Every line of the records below should be restated exactly.

-- start Given data --

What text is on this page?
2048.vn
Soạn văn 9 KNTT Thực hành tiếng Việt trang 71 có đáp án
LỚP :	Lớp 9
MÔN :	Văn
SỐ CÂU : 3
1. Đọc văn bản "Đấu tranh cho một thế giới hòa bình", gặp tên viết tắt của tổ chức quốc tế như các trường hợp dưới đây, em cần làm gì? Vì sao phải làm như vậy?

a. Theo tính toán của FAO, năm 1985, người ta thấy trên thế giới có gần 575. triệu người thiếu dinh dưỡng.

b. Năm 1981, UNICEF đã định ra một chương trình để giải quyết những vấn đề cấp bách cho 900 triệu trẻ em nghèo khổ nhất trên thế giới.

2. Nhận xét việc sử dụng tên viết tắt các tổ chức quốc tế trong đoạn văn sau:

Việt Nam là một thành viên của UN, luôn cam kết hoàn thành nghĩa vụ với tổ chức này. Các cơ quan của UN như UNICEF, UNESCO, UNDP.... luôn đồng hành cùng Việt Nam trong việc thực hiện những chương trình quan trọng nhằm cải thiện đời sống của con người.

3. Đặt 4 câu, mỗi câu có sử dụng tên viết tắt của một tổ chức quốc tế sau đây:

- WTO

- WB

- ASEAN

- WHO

-- end Given data --

== Result below ==
What text is on this page?
2048.vn
Soạn văn 9 KNTT Thực hành tiếng Việt trang 71 có đáp án
LỚP :	Lớp 9
MÔN :	Văn
SỐ CÂU : 3
1. Đọc văn bản "Đấu tranh cho một thế giới hòa bình", gặp tên viết tắt của tổ chức quốc tế như các trường hợp dưới đây, em cần làm gì? Vì sao phải làm như vậy?

a. Theo tính toán của FAO, năm 1985, người ta thấy trên thế giới có gần 575. triệu người thiếu dinh dưỡng.

b. Năm 1981, UNICEF đã định ra một chương trình để giải quyết những vấn đề cấp bách cho 900 triệu trẻ em nghèo khổ nhất trên thế giới.

2. Nhận xét việc sử dụng tên viết tắt các tổ chức quốc tế trong đoạn văn sau:

Việt Nam là một thành viên của UN, luôn cam kết hoàn thành nghĩa vụ với tổ chức này. Các cơ quan của UN như UNICEF, UNESCO, UNDP.... luôn đồng hành cùng Việt Nam trong việc thực hiện những chương trình quan trọng nhằm cải thiện đời sống của con người.

3. Đặt 4 câu, mỗi câu có sử dụng tên viết tắt của một tổ chức quốc tế sau đây:

- WTO

- WB

- ASEAN

- WHO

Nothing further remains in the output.